[Problem details]: Reproduce all lines of the listing below in which the word "福祉課地域包括支援係" occurs.

* * * * *

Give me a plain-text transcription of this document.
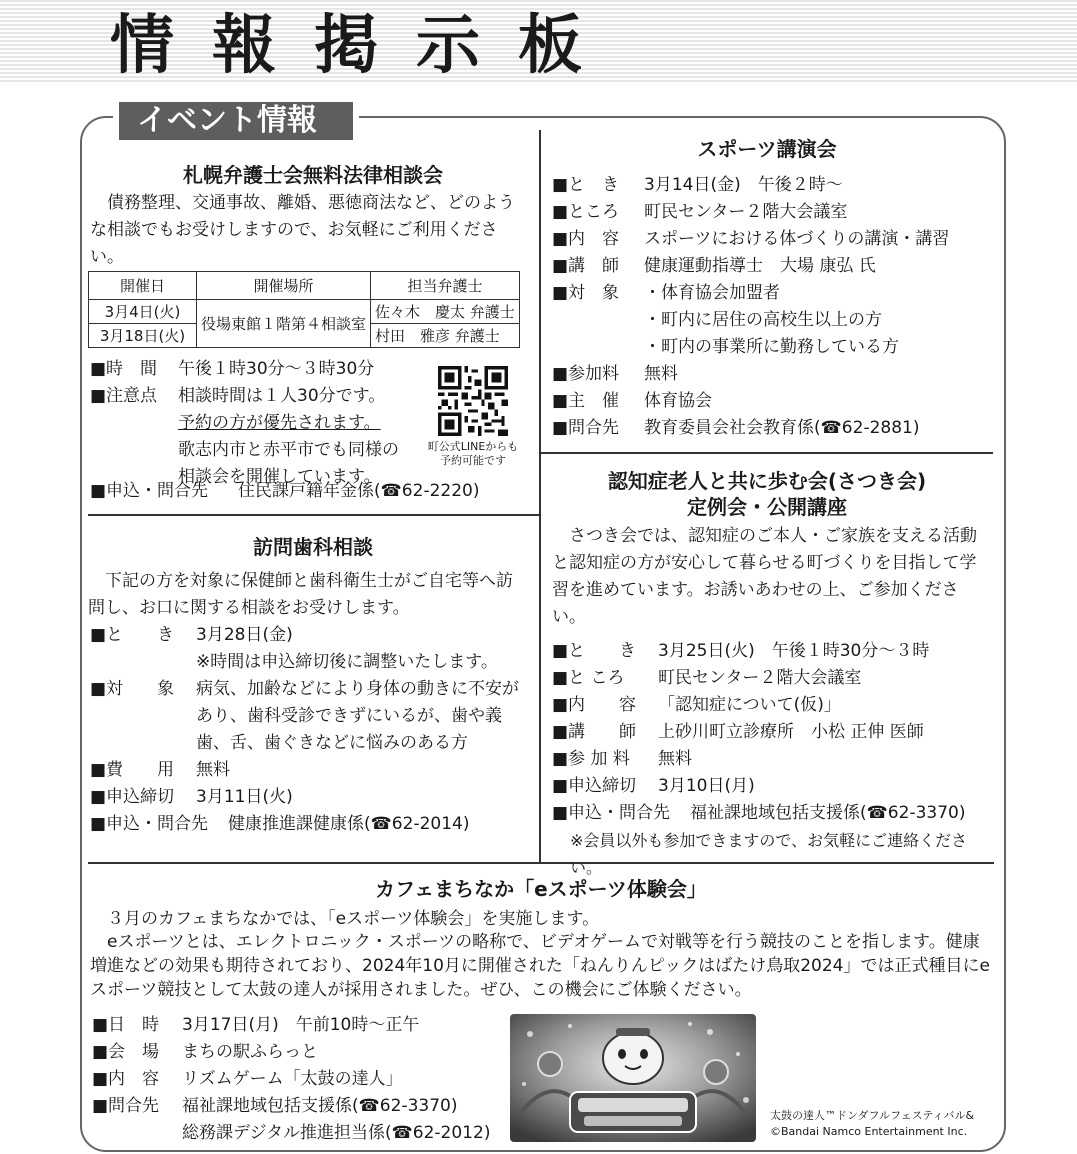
情報掲示板
イベント情報
札幌弁護士会無料法律相談会
債務整理、交通事故、離婚、悪徳商法など、どのような相談でもお受けしますので、お気軽にご利用ください。
開催日	開催場所	担当弁護士
3月4日(火)	役場東館１階第４相談室	佐々木　慶太 弁護士
3月18日(火)		村田　雅彦 弁護士
■時　間	午後１時30分～３時30分
■注意点	相談時間は１人30分です。
予約の方が優先されます。
歌志内市と赤平市でも同様の
相談会を開催しています。
町公式LINEからも
予約可能です
■申込・問合先	住民課戸籍年金係(☎62-2220)
訪問歯科相談
下記の方を対象に保健師と歯科衛生士がご自宅等へ訪問し、お口に関する相談をお受けします。
■と　　き	3月28日(金)
※時間は申込締切後に調整いたします。
■対　　象	病気、加齢などにより身体の動きに不安があり、歯科受診できずにいるが、歯や義歯、舌、歯ぐきなどに悩みのある方
■費　　用	無料
■申込締切	3月11日(火)
■申込・問合先	健康推進課健康係(☎62-2014)
スポーツ講演会
■と　き	3月14日(金)　午後２時～
■ところ	町民センター２階大会議室
■内　容	スポーツにおける体づくりの講演・講習
■講　師	健康運動指導士　大場 康弘 氏
■対　象	・体育協会加盟者
・町内に居住の高校生以上の方
・町内の事業所に勤務している方
■参加料	無料
■主　催	体育協会
■問合先	教育委員会社会教育係(☎62-2881)
認知症老人と共に歩む会(さつき会)
定例会・公開講座
さつき会では、認知症のご本人・ご家族を支える活動と認知症の方が安心して暮らせる町づくりを目指して学習を進めています。お誘いあわせの上、ご参加ください。
■と　　き	3月25日(火)　午後１時30分～３時
■と ころ	町民センター２階大会議室
■内　　容	「認知症について(仮)」
■講　　師	上砂川町立診療所　小松 正伸 医師
■参 加 料	無料
■申込締切	3月10日(月)
■申込・問合先	福祉課地域包括支援係(☎62-3370)
※会員以外も参加できますので、お気軽にご連絡ください。
カフェまちなか「eスポーツ体験会」
３月のカフェまちなかでは、「eスポーツ体験会」を実施します。
eスポーツとは、エレクトロニック・スポーツの略称で、ビデオゲームで対戦等を行う競技のことを指します。健康増進などの効果も期待されており、2024年10月に開催された「ねんりんピックはばたけ鳥取2024」では正式種目にeスポーツ競技として太鼓の達人が採用されました。ぜひ、この機会にご体験ください。
■日　時	3月17日(月)　午前10時～正午
■会　場	まちの駅ふらっと
■内　容	リズムゲーム「太鼓の達人」
■問合先	福祉課地域包括支援係(☎62-3370)
総務課デジタル推進担当係(☎62-2012)
太鼓の達人™ドンダフルフェスティバル&
©Bandai Namco Entertainment Inc.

* * * * *

[Solution]:
■申込・問合先	福祉課地域包括支援係(☎62-3370)
■問合先	福祉課地域包括支援係(☎62-3370)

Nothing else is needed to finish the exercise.